Start of DATA FOR THE TASK

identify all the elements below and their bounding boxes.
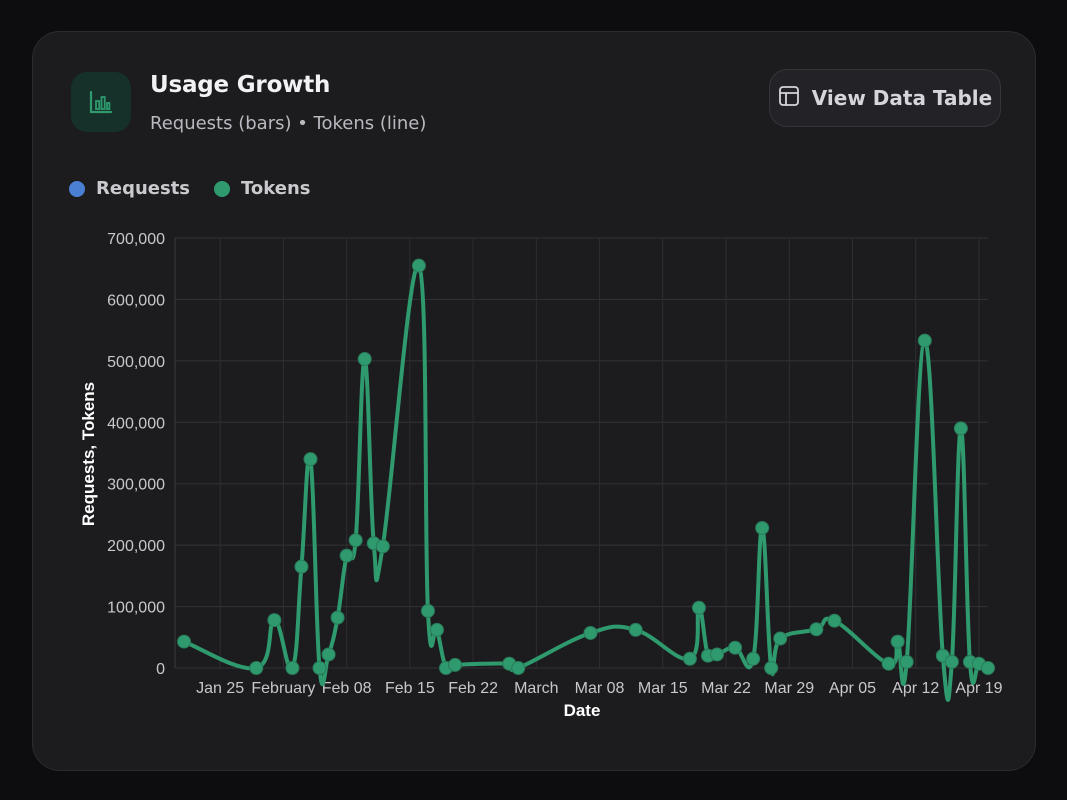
tokens-point[interactable]	[773, 631, 788, 646]
x-tick-label: Feb 22	[448, 680, 498, 697]
tokens-point[interactable]	[339, 548, 354, 563]
view-data-table-button[interactable]: View Data Table	[769, 69, 1001, 127]
tokens-point[interactable]	[981, 661, 995, 675]
tokens-point[interactable]	[682, 651, 697, 666]
bar-chart-icon	[71, 72, 131, 132]
x-tick-label: February	[251, 680, 315, 697]
tokens-point[interactable]	[321, 647, 336, 662]
x-tick-label: Mar 08	[575, 680, 625, 697]
tokens-point[interactable]	[294, 559, 309, 574]
x-axis-ticks: Jan 25 February Feb 08 Feb 15 Feb 22 March Mar…	[196, 680, 1002, 697]
y-tick-label: 500,000	[107, 354, 165, 371]
y-tick-label: 300,000	[107, 477, 165, 494]
tokens-point[interactable]	[348, 533, 363, 548]
tokens-series	[177, 258, 995, 702]
legend-label-tokens: Tokens	[241, 178, 311, 199]
x-tick-label: Apr 05	[829, 680, 876, 697]
tokens-point[interactable]	[809, 622, 824, 637]
legend-dot-tokens	[214, 180, 231, 197]
tokens-point[interactable]	[728, 640, 743, 655]
tokens-point[interactable]	[375, 539, 390, 554]
tokens-point[interactable]	[448, 657, 463, 672]
legend-label-requests: Requests	[96, 178, 191, 199]
chart-title: Usage Growth	[150, 72, 331, 98]
x-tick-label: Mar 15	[638, 680, 688, 697]
tokens-point[interactable]	[890, 634, 905, 649]
view-data-table-label: View Data Table	[811, 86, 993, 110]
y-tick-label: 400,000	[107, 415, 165, 432]
tokens-point[interactable]	[511, 661, 526, 675]
x-tick-label: March	[514, 680, 558, 697]
tokens-point[interactable]	[357, 352, 372, 367]
tokens-point[interactable]	[249, 661, 264, 675]
tokens-point[interactable]	[827, 613, 842, 628]
legend-dot-requests	[69, 180, 85, 197]
tokens-point[interactable]	[583, 625, 598, 640]
tokens-point[interactable]	[312, 661, 327, 675]
x-tick-label: Jan 25	[196, 680, 244, 697]
tokens-point[interactable]	[710, 647, 724, 662]
chart-subtitle: Requests (bars) • Tokens (line)	[150, 113, 427, 134]
tokens-point[interactable]	[285, 661, 300, 675]
tokens-point[interactable]	[881, 656, 896, 671]
tokens-point[interactable]	[429, 622, 444, 637]
table-layout-icon	[778, 85, 800, 111]
tokens-point[interactable]	[899, 654, 914, 669]
tokens-point[interactable]	[691, 600, 706, 615]
y-tick-label: 200,000	[107, 538, 165, 555]
y-tick-label: 700,000	[107, 231, 165, 248]
y-axis-title: Requests, Tokens	[79, 382, 98, 526]
tokens-point[interactable]	[267, 613, 282, 628]
tokens-point[interactable]	[944, 654, 959, 669]
x-tick-label: Feb 15	[385, 680, 435, 697]
chart-legend: Requests Tokens	[69, 178, 311, 199]
tokens-point[interactable]	[420, 603, 435, 618]
tokens-point[interactable]	[917, 333, 932, 348]
y-axis-ticks: 0 100,000 200,000 300,000 400,000 500,000 600,…	[107, 231, 165, 678]
legend-item-tokens[interactable]: Tokens	[214, 178, 311, 199]
x-tick-label: Apr 12	[892, 680, 939, 697]
tokens-point[interactable]	[755, 520, 770, 535]
tokens-point[interactable]	[411, 258, 426, 273]
y-tick-label: 600,000	[107, 292, 165, 309]
tokens-point[interactable]	[764, 661, 779, 675]
tokens-point[interactable]	[953, 421, 968, 436]
x-axis-title: Date	[564, 701, 601, 720]
tokens-point[interactable]	[746, 651, 761, 666]
chart-grid	[174, 237, 988, 669]
tokens-point[interactable]	[303, 452, 318, 467]
tokens-point[interactable]	[330, 610, 345, 625]
tokens-point[interactable]	[628, 622, 643, 637]
tokens-point[interactable]	[177, 634, 192, 649]
x-tick-label: Mar 29	[764, 680, 814, 697]
y-tick-label: 100,000	[107, 600, 165, 617]
x-tick-label: Apr 19	[955, 680, 1002, 697]
x-tick-label: Mar 22	[701, 680, 751, 697]
y-tick-label: 0	[156, 661, 165, 678]
x-tick-label: Feb 08	[322, 680, 372, 697]
legend-item-requests[interactable]: Requests	[69, 178, 190, 199]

End of DATA FOR THE TASK

Please update the records by replacing "Usage Growth" with "Usage Trend" and leaving everything else unchanged. Give the full records again without the picture.

identify all the elements below and their bounding boxes.
tokens-point[interactable]	[773, 631, 788, 646]
x-tick-label: Feb 22	[448, 680, 498, 697]
tokens-point[interactable]	[339, 548, 354, 563]
view-data-table-button[interactable]: View Data Table	[769, 69, 1001, 127]
tokens-point[interactable]	[981, 661, 995, 675]
tokens-point[interactable]	[682, 651, 697, 666]
bar-chart-icon	[71, 72, 131, 132]
x-tick-label: February	[251, 680, 315, 697]
tokens-point[interactable]	[321, 647, 336, 662]
x-tick-label: Mar 08	[575, 680, 625, 697]
tokens-point[interactable]	[294, 559, 309, 574]
x-axis-ticks: Jan 25 February Feb 08 Feb 15 Feb 22 March Mar…	[196, 680, 1002, 697]
y-tick-label: 500,000	[107, 354, 165, 371]
y-tick-label: 300,000	[107, 477, 165, 494]
tokens-point[interactable]	[348, 533, 363, 548]
tokens-series	[177, 258, 995, 702]
legend-label-tokens: Tokens	[241, 178, 311, 199]
x-tick-label: Apr 05	[829, 680, 876, 697]
tokens-point[interactable]	[809, 622, 824, 637]
legend-dot-tokens	[214, 180, 231, 197]
tokens-point[interactable]	[728, 640, 743, 655]
tokens-point[interactable]	[375, 539, 390, 554]
tokens-point[interactable]	[448, 657, 463, 672]
legend-label-requests: Requests	[96, 178, 191, 199]
chart-title: Usage Trend	[150, 72, 331, 98]
x-tick-label: Mar 15	[638, 680, 688, 697]
tokens-point[interactable]	[890, 634, 905, 649]
view-data-table-label: View Data Table	[811, 86, 993, 110]
y-tick-label: 400,000	[107, 415, 165, 432]
tokens-point[interactable]	[511, 661, 526, 675]
x-tick-label: March	[514, 680, 558, 697]
tokens-point[interactable]	[357, 352, 372, 367]
tokens-point[interactable]	[249, 661, 264, 675]
tokens-point[interactable]	[827, 613, 842, 628]
legend-dot-requests	[69, 180, 85, 197]
tokens-point[interactable]	[583, 625, 598, 640]
tokens-point[interactable]	[312, 661, 327, 675]
x-tick-label: Jan 25	[196, 680, 244, 697]
tokens-point[interactable]	[710, 647, 724, 662]
chart-subtitle: Requests (bars) • Tokens (line)	[150, 113, 427, 134]
tokens-point[interactable]	[285, 661, 300, 675]
tokens-point[interactable]	[881, 656, 896, 671]
tokens-point[interactable]	[429, 622, 444, 637]
table-layout-icon	[778, 85, 800, 111]
tokens-point[interactable]	[899, 654, 914, 669]
tokens-point[interactable]	[691, 600, 706, 615]
y-tick-label: 200,000	[107, 538, 165, 555]
y-tick-label: 700,000	[107, 231, 165, 248]
y-axis-title: Requests, Tokens	[79, 382, 98, 526]
tokens-point[interactable]	[267, 613, 282, 628]
tokens-point[interactable]	[944, 654, 959, 669]
x-tick-label: Feb 15	[385, 680, 435, 697]
chart-legend: Requests Tokens	[69, 178, 311, 199]
tokens-point[interactable]	[420, 603, 435, 618]
tokens-point[interactable]	[917, 333, 932, 348]
y-axis-ticks: 0 100,000 200,000 300,000 400,000 500,000 600,…	[107, 231, 165, 678]
legend-item-tokens[interactable]: Tokens	[214, 178, 311, 199]
x-tick-label: Apr 12	[892, 680, 939, 697]
tokens-point[interactable]	[755, 520, 770, 535]
tokens-point[interactable]	[411, 258, 426, 273]
y-tick-label: 600,000	[107, 292, 165, 309]
tokens-point[interactable]	[764, 661, 779, 675]
tokens-point[interactable]	[953, 421, 968, 436]
x-axis-title: Date	[564, 701, 601, 720]
tokens-point[interactable]	[746, 651, 761, 666]
chart-grid	[174, 237, 988, 669]
tokens-point[interactable]	[303, 452, 318, 467]
tokens-point[interactable]	[330, 610, 345, 625]
tokens-point[interactable]	[628, 622, 643, 637]
tokens-point[interactable]	[177, 634, 192, 649]
x-tick-label: Mar 29	[764, 680, 814, 697]
y-tick-label: 100,000	[107, 600, 165, 617]
x-tick-label: Apr 19	[955, 680, 1002, 697]
x-tick-label: Mar 22	[701, 680, 751, 697]
y-tick-label: 0	[156, 661, 165, 678]
x-tick-label: Feb 08	[322, 680, 372, 697]
legend-item-requests[interactable]: Requests	[69, 178, 190, 199]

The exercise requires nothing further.